**The request**
Provide an exact copy of the data, excluding the images.
begin Records to process
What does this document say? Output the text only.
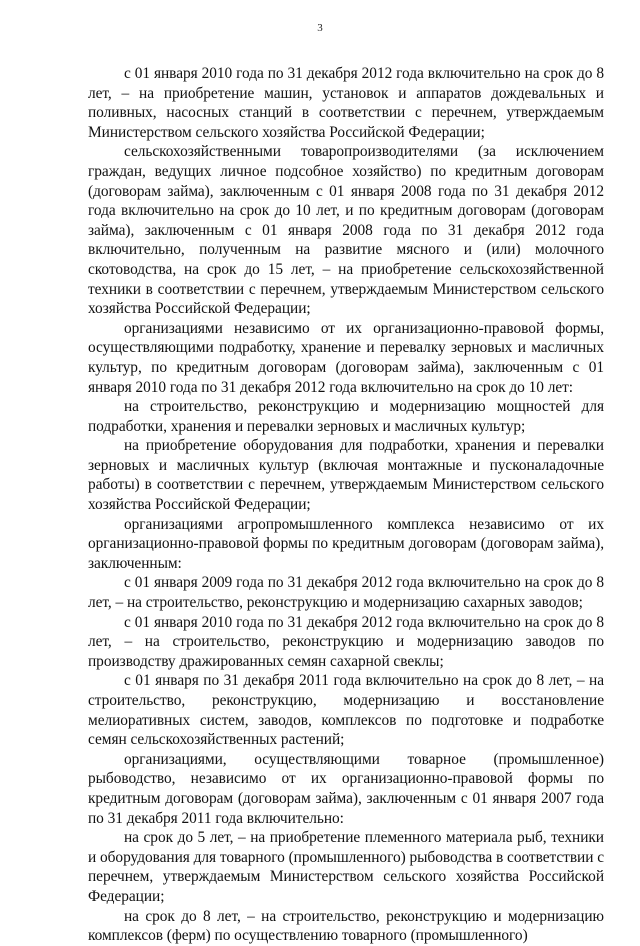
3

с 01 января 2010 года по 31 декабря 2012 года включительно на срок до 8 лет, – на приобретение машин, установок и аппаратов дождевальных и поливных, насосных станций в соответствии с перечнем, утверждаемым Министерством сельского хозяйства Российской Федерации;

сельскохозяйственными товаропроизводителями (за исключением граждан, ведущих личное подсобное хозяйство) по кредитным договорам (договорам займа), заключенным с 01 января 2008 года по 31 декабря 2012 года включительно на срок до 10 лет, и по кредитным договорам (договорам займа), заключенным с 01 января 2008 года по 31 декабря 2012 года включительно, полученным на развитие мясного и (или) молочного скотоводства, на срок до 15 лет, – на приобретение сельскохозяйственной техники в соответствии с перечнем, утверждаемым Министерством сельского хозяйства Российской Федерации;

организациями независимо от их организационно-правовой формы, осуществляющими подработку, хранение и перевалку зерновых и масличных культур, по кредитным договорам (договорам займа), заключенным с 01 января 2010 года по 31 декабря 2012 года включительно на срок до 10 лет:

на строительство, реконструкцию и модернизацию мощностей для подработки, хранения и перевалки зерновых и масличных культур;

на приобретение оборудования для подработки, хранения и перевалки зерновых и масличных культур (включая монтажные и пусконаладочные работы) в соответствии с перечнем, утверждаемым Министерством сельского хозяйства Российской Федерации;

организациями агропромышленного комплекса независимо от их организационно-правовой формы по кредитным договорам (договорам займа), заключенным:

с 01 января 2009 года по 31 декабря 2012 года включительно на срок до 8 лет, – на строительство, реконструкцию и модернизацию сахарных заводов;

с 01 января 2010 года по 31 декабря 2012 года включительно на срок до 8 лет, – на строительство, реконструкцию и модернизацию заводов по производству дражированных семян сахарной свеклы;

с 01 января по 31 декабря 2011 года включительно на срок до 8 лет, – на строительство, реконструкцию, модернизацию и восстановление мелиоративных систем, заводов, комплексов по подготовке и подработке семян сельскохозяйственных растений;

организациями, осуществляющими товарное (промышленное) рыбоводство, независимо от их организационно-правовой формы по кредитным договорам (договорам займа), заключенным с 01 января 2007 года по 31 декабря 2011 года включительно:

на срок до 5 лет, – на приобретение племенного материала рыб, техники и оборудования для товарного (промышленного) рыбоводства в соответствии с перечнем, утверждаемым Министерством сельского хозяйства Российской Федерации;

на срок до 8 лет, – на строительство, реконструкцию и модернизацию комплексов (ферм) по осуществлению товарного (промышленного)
end Records to process
**Result for this exercise**
What does this document say? Output the text only.
3

с 01 января 2010 года по 31 декабря 2012 года включительно на срок до 8 лет, – на приобретение машин, установок и аппаратов дождевальных и поливных, насосных станций в соответствии с перечнем, утверждаемым Министерством сельского хозяйства Российской Федерации;

сельскохозяйственными товаропроизводителями (за исключением граждан, ведущих личное подсобное хозяйство) по кредитным договорам (договорам займа), заключенным с 01 января 2008 года по 31 декабря 2012 года включительно на срок до 10 лет, и по кредитным договорам (договорам займа), заключенным с 01 января 2008 года по 31 декабря 2012 года включительно, полученным на развитие мясного и (или) молочного скотоводства, на срок до 15 лет, – на приобретение сельскохозяйственной техники в соответствии с перечнем, утверждаемым Министерством сельского хозяйства Российской Федерации;

организациями независимо от их организационно-правовой формы, осуществляющими подработку, хранение и перевалку зерновых и масличных культур, по кредитным договорам (договорам займа), заключенным с 01 января 2010 года по 31 декабря 2012 года включительно на срок до 10 лет:

на строительство, реконструкцию и модернизацию мощностей для подработки, хранения и перевалки зерновых и масличных культур;

на приобретение оборудования для подработки, хранения и перевалки зерновых и масличных культур (включая монтажные и пусконаладочные работы) в соответствии с перечнем, утверждаемым Министерством сельского хозяйства Российской Федерации;

организациями агропромышленного комплекса независимо от их организационно-правовой формы по кредитным договорам (договорам займа), заключенным:

с 01 января 2009 года по 31 декабря 2012 года включительно на срок до 8 лет, – на строительство, реконструкцию и модернизацию сахарных заводов;

с 01 января 2010 года по 31 декабря 2012 года включительно на срок до 8 лет, – на строительство, реконструкцию и модернизацию заводов по производству дражированных семян сахарной свеклы;

с 01 января по 31 декабря 2011 года включительно на срок до 8 лет, – на строительство, реконструкцию, модернизацию и восстановление мелиоративных систем, заводов, комплексов по подготовке и подработке семян сельскохозяйственных растений;

организациями, осуществляющими товарное (промышленное) рыбоводство, независимо от их организационно-правовой формы по кредитным договорам (договорам займа), заключенным с 01 января 2007 года по 31 декабря 2011 года включительно:

на срок до 5 лет, – на приобретение племенного материала рыб, техники и оборудования для товарного (промышленного) рыбоводства в соответствии с перечнем, утверждаемым Министерством сельского хозяйства Российской Федерации;

на срок до 8 лет, – на строительство, реконструкцию и модернизацию комплексов (ферм) по осуществлению товарного (промышленного)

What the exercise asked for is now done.